Saved data entries:
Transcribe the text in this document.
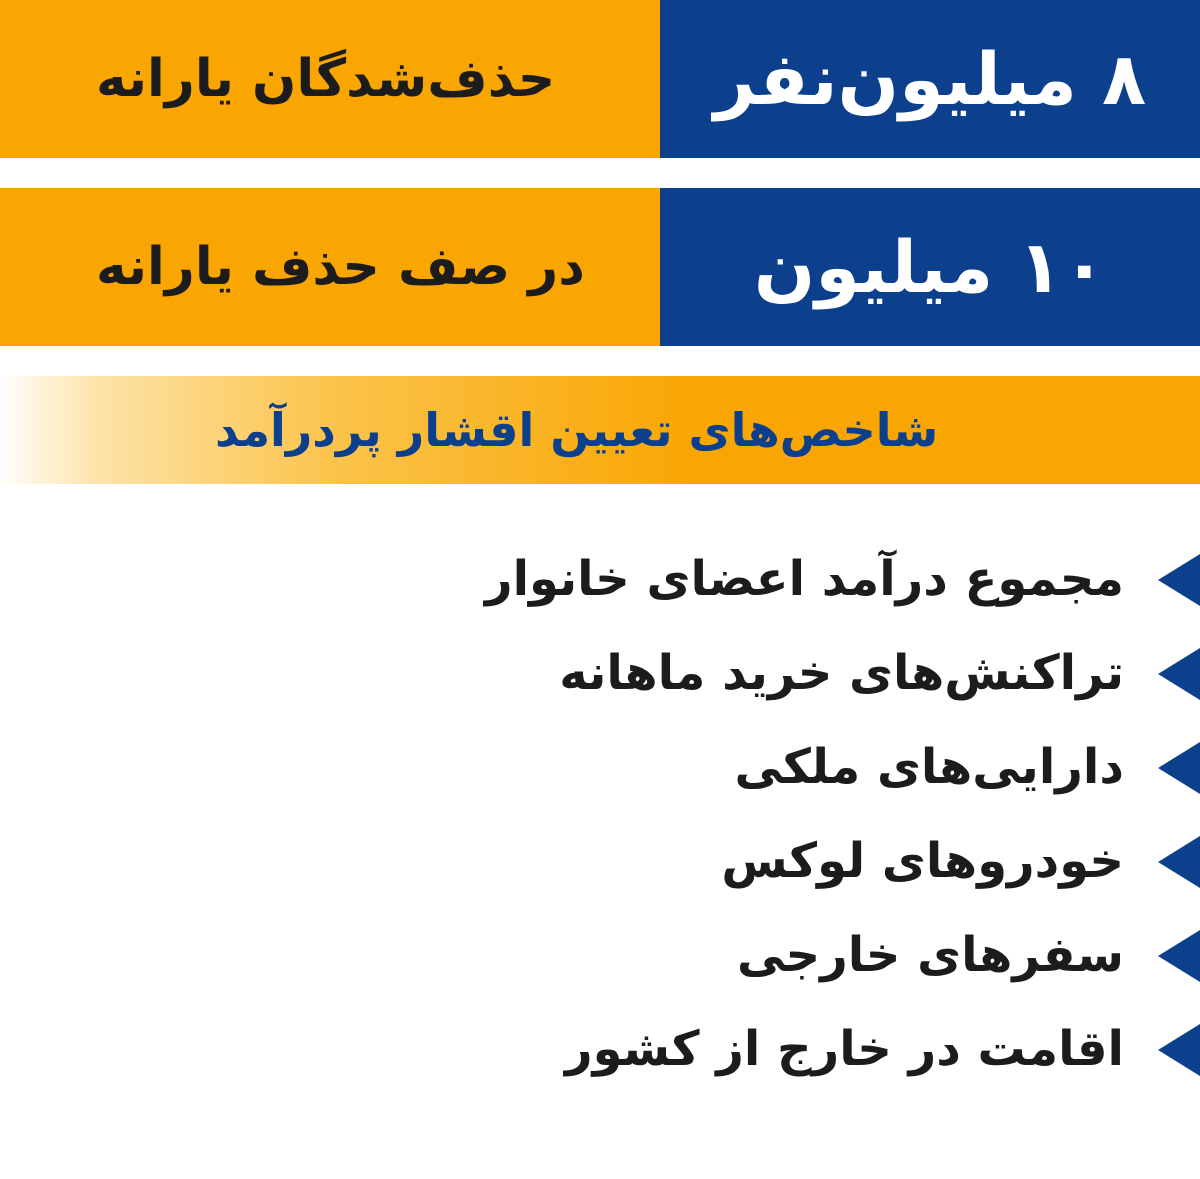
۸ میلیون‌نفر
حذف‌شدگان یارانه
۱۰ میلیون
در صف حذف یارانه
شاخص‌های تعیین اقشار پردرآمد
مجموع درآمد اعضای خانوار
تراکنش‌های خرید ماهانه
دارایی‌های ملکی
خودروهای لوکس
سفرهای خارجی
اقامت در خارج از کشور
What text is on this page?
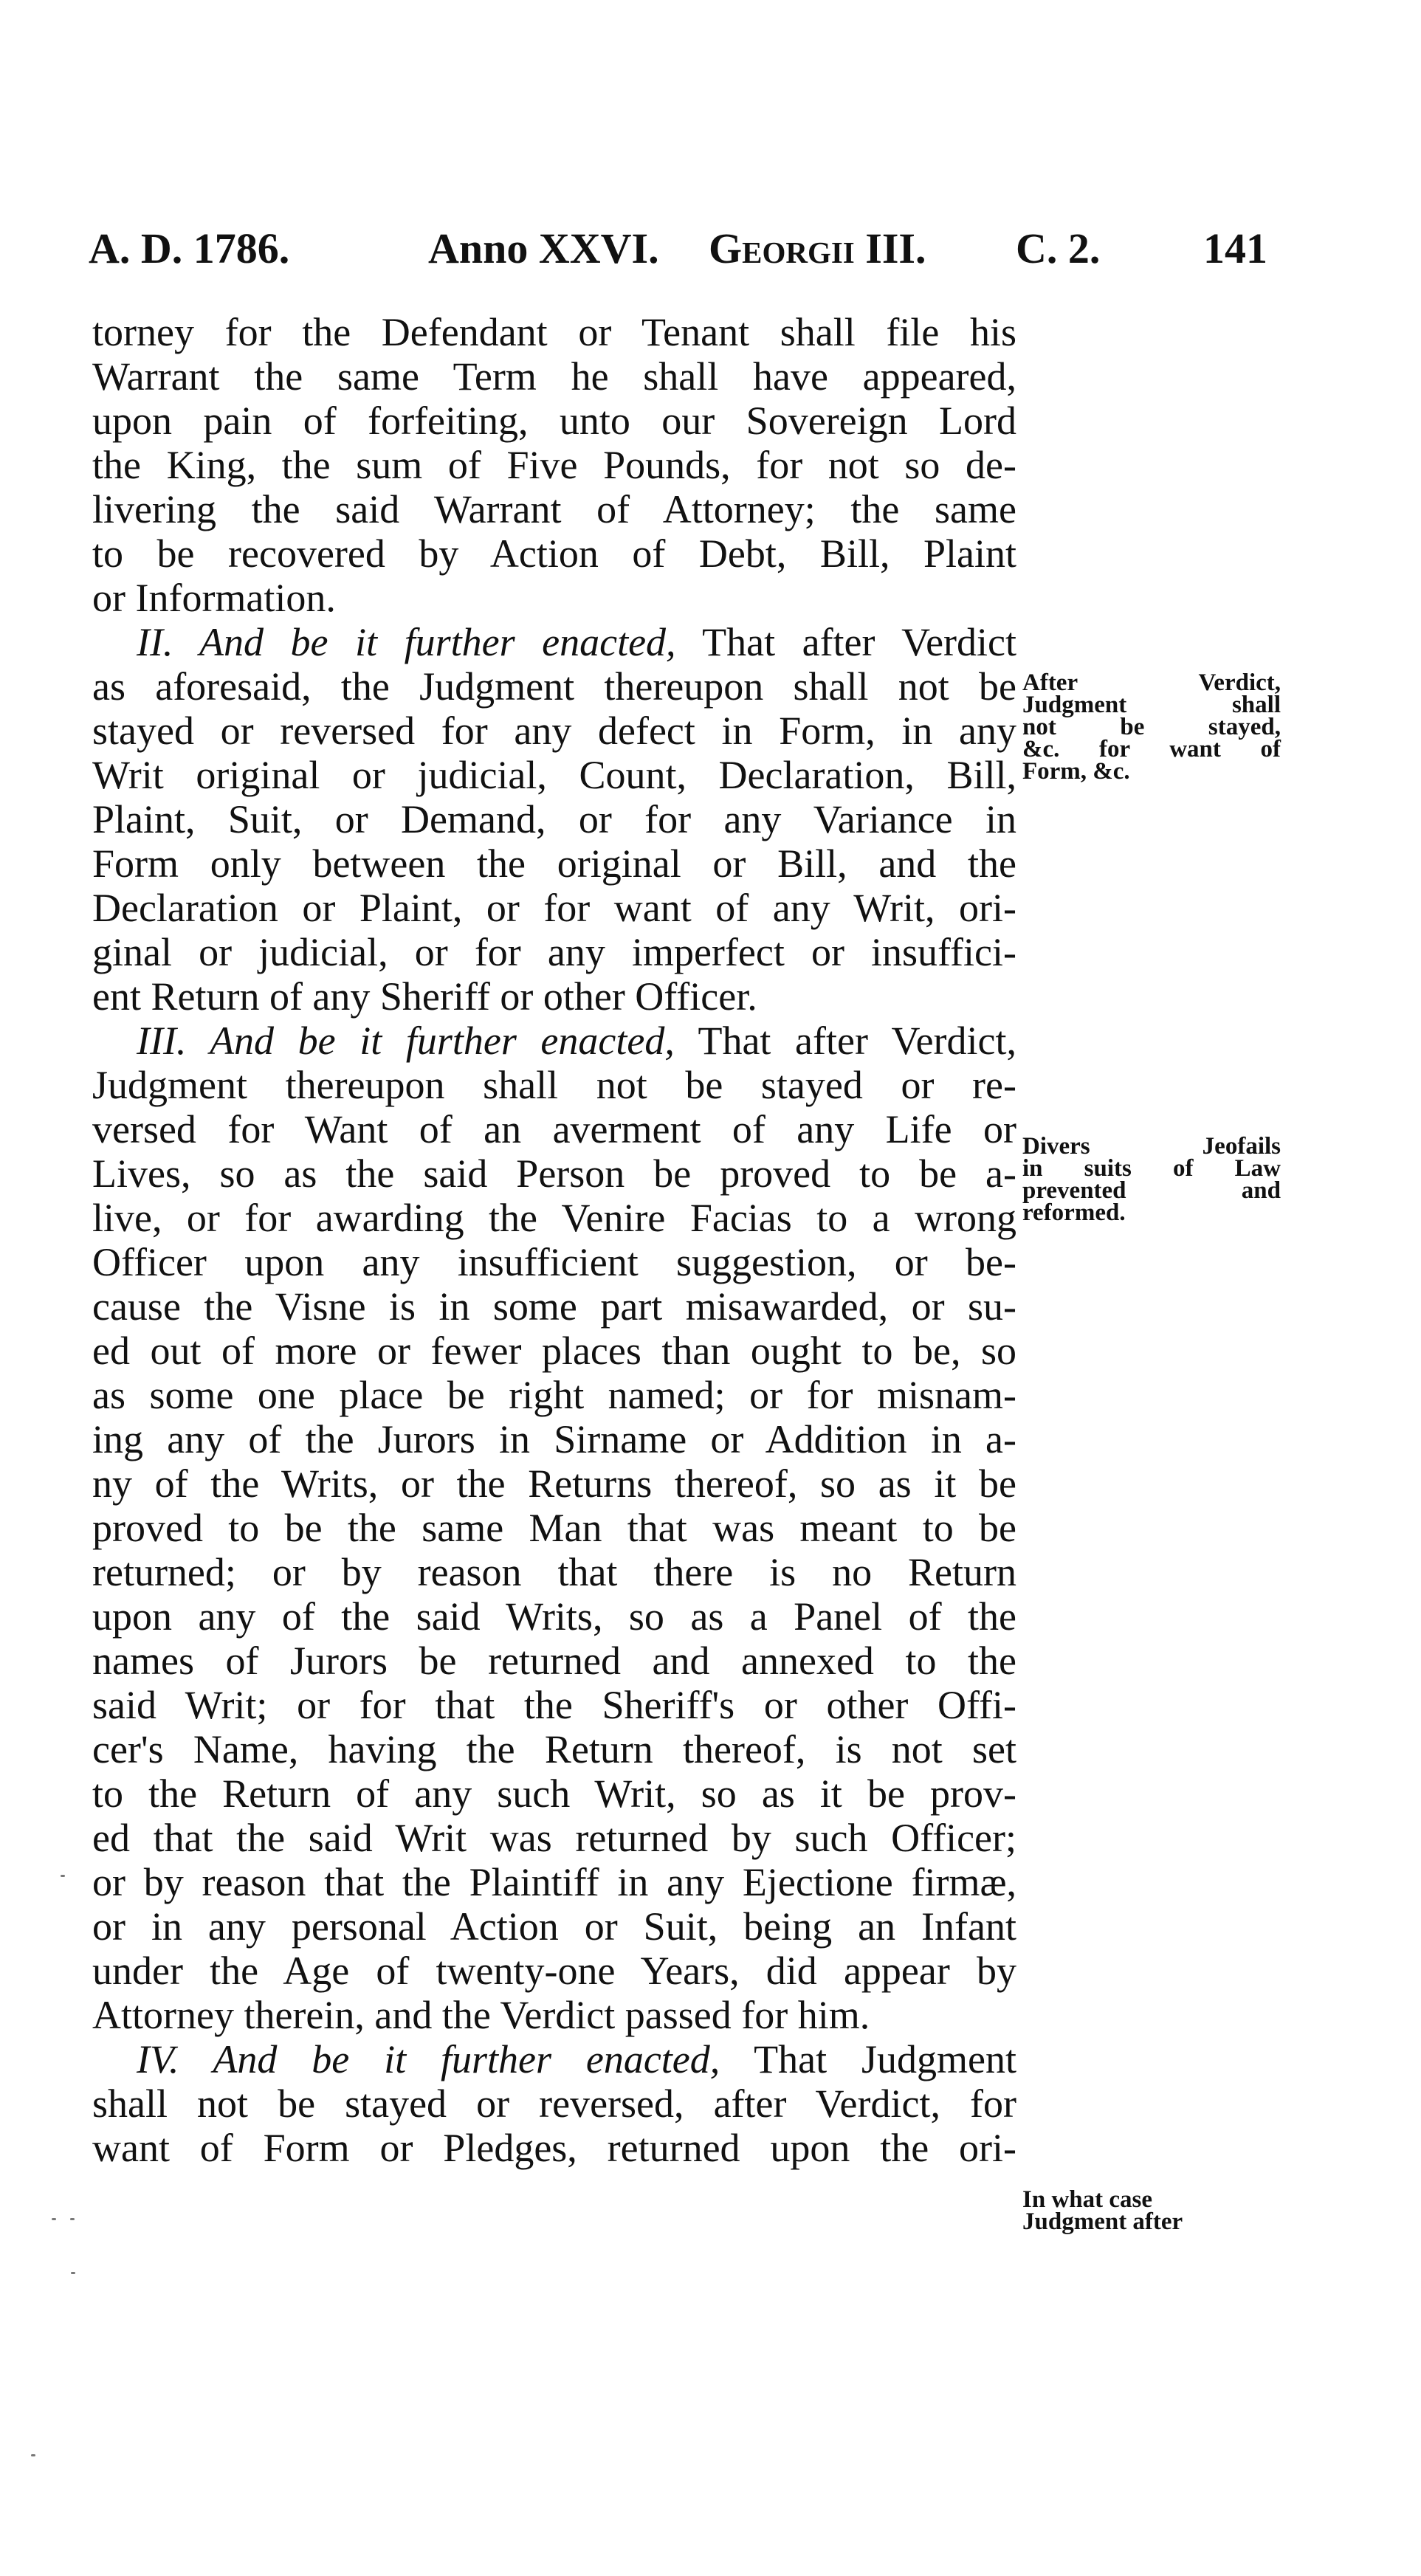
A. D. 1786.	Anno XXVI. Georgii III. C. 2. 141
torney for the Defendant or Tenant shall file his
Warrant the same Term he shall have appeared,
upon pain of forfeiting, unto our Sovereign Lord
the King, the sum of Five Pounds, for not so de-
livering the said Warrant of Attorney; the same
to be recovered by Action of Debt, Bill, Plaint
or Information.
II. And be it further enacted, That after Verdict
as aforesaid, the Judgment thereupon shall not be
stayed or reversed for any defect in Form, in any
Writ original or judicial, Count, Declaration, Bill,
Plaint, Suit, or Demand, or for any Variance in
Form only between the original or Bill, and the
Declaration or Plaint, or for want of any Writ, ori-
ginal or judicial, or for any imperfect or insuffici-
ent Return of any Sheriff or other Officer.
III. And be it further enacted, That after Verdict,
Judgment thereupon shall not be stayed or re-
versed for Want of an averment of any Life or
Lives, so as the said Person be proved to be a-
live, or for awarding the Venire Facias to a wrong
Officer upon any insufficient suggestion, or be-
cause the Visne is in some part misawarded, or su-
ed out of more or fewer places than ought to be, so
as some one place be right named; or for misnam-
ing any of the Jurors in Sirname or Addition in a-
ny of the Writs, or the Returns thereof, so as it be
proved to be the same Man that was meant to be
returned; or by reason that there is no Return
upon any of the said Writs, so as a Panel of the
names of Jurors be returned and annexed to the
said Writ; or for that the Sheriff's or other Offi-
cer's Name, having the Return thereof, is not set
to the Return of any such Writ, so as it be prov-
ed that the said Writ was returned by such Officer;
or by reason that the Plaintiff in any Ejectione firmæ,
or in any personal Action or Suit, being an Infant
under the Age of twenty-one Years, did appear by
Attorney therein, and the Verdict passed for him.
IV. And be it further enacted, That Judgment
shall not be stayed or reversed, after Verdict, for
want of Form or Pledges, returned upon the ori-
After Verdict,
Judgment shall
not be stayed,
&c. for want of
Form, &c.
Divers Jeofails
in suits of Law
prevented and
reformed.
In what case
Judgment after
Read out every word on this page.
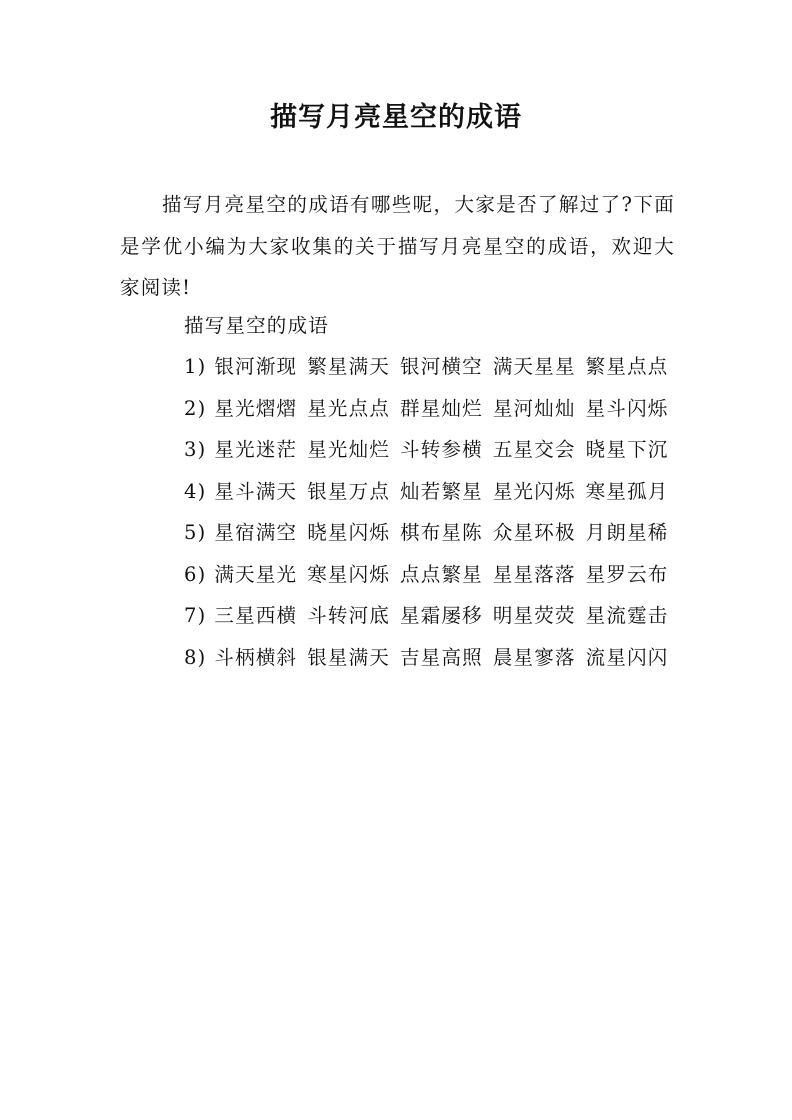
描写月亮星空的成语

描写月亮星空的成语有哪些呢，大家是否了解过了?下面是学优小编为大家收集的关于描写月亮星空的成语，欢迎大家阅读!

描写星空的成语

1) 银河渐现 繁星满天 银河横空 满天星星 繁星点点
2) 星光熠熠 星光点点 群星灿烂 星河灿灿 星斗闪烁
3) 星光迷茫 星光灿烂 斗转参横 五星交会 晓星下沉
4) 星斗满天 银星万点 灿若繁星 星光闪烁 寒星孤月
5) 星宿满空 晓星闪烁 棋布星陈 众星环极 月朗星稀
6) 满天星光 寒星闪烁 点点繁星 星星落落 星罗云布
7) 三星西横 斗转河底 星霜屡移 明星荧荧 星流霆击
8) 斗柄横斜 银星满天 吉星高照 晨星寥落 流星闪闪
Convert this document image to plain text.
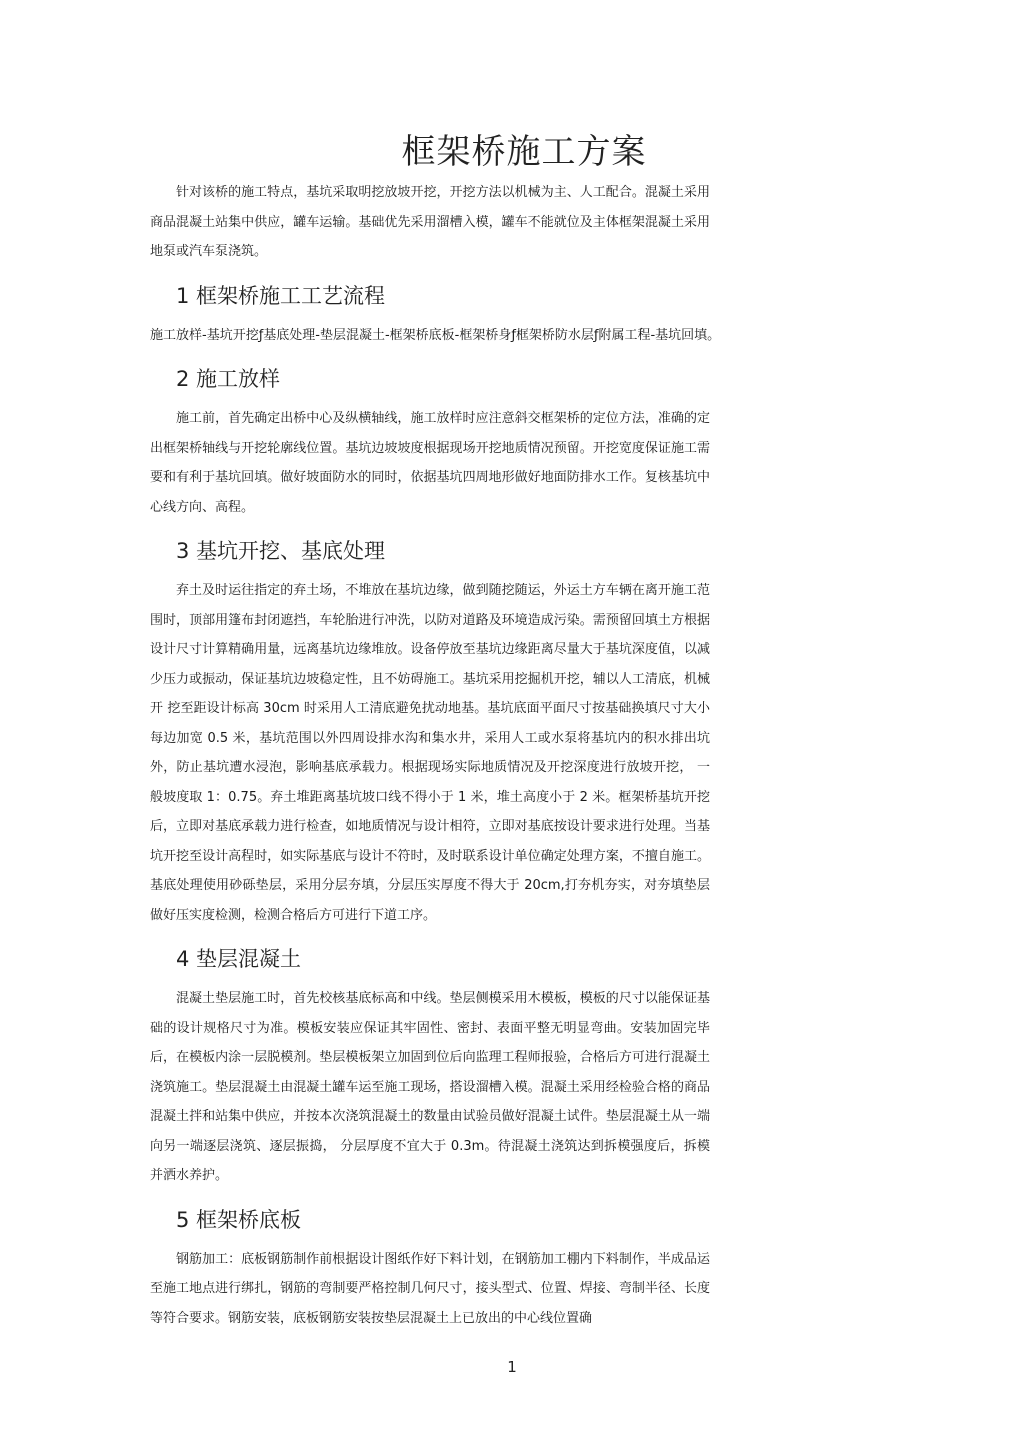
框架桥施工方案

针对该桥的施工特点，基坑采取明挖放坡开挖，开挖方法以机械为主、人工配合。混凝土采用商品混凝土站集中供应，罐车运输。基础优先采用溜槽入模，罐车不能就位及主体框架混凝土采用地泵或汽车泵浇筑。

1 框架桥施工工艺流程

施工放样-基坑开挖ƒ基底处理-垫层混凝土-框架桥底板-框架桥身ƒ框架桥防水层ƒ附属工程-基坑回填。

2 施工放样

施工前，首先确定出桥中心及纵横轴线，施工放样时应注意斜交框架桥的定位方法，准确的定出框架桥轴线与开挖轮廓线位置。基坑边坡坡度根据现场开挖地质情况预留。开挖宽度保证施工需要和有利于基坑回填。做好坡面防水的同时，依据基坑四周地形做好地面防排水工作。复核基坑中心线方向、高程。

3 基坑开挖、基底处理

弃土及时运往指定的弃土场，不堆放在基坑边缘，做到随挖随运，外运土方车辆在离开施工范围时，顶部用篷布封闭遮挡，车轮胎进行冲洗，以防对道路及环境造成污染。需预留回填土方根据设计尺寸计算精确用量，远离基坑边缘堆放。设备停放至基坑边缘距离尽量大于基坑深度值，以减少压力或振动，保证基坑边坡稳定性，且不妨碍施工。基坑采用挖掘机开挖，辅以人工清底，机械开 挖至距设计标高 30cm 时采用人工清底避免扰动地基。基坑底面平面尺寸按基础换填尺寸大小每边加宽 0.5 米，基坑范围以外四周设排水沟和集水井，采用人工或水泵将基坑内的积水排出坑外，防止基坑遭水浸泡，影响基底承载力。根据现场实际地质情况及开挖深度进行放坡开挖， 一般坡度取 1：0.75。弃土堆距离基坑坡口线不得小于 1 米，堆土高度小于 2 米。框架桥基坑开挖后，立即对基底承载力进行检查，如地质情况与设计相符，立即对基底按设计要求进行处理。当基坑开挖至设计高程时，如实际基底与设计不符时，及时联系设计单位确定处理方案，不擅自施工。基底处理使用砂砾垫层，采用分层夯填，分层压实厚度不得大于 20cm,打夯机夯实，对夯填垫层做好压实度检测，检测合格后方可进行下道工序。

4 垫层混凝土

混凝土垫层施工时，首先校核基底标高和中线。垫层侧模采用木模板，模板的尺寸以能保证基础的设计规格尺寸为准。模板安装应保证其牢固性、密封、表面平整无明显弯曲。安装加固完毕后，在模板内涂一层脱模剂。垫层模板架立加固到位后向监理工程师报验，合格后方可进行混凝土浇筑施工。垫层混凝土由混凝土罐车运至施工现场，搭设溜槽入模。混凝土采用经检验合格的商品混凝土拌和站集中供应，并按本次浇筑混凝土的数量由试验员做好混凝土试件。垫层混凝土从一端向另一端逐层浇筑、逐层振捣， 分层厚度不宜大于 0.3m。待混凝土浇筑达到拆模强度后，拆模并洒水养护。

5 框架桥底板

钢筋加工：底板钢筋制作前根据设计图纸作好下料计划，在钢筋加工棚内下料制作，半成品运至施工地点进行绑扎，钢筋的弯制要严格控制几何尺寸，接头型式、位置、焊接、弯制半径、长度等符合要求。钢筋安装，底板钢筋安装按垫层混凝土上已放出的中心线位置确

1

Exercise requirements: Copy exactly, please, the lines that run from the line holding "Read out every word on this page." through the closing line of the material above, omitting every picture.

Completed task:
Read out every word on this page.
描写月亮星空的成语

描写月亮星空的成语有哪些呢，大家是否了解过了?下面是学优小编为大家收集的关于描写月亮星空的成语，欢迎大家阅读!

描写星空的成语

1) 银河渐现 繁星满天 银河横空 满天星星 繁星点点
2) 星光熠熠 星光点点 群星灿烂 星河灿灿 星斗闪烁
3) 星光迷茫 星光灿烂 斗转参横 五星交会 晓星下沉
4) 星斗满天 银星万点 灿若繁星 星光闪烁 寒星孤月
5) 星宿满空 晓星闪烁 棋布星陈 众星环极 月朗星稀
6) 满天星光 寒星闪烁 点点繁星 星星落落 星罗云布
7) 三星西横 斗转河底 星霜屡移 明星荧荧 星流霆击
8) 斗柄横斜 银星满天 吉星高照 晨星寥落 流星闪闪
Convert this document image to plain text.
框架桥施工方案

针对该桥的施工特点，基坑采取明挖放坡开挖，开挖方法以机械为主、人工配合。混凝土采用商品混凝土站集中供应，罐车运输。基础优先采用溜槽入模，罐车不能就位及主体框架混凝土采用地泵或汽车泵浇筑。

1 框架桥施工工艺流程

施工放样-基坑开挖ƒ基底处理-垫层混凝土-框架桥底板-框架桥身ƒ框架桥防水层ƒ附属工程-基坑回填。

2 施工放样

施工前，首先确定出桥中心及纵横轴线，施工放样时应注意斜交框架桥的定位方法，准确的定出框架桥轴线与开挖轮廓线位置。基坑边坡坡度根据现场开挖地质情况预留。开挖宽度保证施工需要和有利于基坑回填。做好坡面防水的同时，依据基坑四周地形做好地面防排水工作。复核基坑中心线方向、高程。

3 基坑开挖、基底处理

弃土及时运往指定的弃土场，不堆放在基坑边缘，做到随挖随运，外运土方车辆在离开施工范围时，顶部用篷布封闭遮挡，车轮胎进行冲洗，以防对道路及环境造成污染。需预留回填土方根据设计尺寸计算精确用量，远离基坑边缘堆放。设备停放至基坑边缘距离尽量大于基坑深度值，以减少压力或振动，保证基坑边坡稳定性，且不妨碍施工。基坑采用挖掘机开挖，辅以人工清底，机械开 挖至距设计标高 30cm 时采用人工清底避免扰动地基。基坑底面平面尺寸按基础换填尺寸大小每边加宽 0.5 米，基坑范围以外四周设排水沟和集水井，采用人工或水泵将基坑内的积水排出坑外，防止基坑遭水浸泡，影响基底承载力。根据现场实际地质情况及开挖深度进行放坡开挖， 一般坡度取 1：0.75。弃土堆距离基坑坡口线不得小于 1 米，堆土高度小于 2 米。框架桥基坑开挖后，立即对基底承载力进行检查，如地质情况与设计相符，立即对基底按设计要求进行处理。当基坑开挖至设计高程时，如实际基底与设计不符时，及时联系设计单位确定处理方案，不擅自施工。基底处理使用砂砾垫层，采用分层夯填，分层压实厚度不得大于 20cm,打夯机夯实，对夯填垫层做好压实度检测，检测合格后方可进行下道工序。

4 垫层混凝土

混凝土垫层施工时，首先校核基底标高和中线。垫层侧模采用木模板，模板的尺寸以能保证基础的设计规格尺寸为准。模板安装应保证其牢固性、密封、表面平整无明显弯曲。安装加固完毕后，在模板内涂一层脱模剂。垫层模板架立加固到位后向监理工程师报验，合格后方可进行混凝土浇筑施工。垫层混凝土由混凝土罐车运至施工现场，搭设溜槽入模。混凝土采用经检验合格的商品混凝土拌和站集中供应，并按本次浇筑混凝土的数量由试验员做好混凝土试件。垫层混凝土从一端向另一端逐层浇筑、逐层振捣， 分层厚度不宜大于 0.3m。待混凝土浇筑达到拆模强度后，拆模并洒水养护。

5 框架桥底板

钢筋加工：底板钢筋制作前根据设计图纸作好下料计划，在钢筋加工棚内下料制作，半成品运至施工地点进行绑扎，钢筋的弯制要严格控制几何尺寸，接头型式、位置、焊接、弯制半径、长度等符合要求。钢筋安装，底板钢筋安装按垫层混凝土上已放出的中心线位置确

1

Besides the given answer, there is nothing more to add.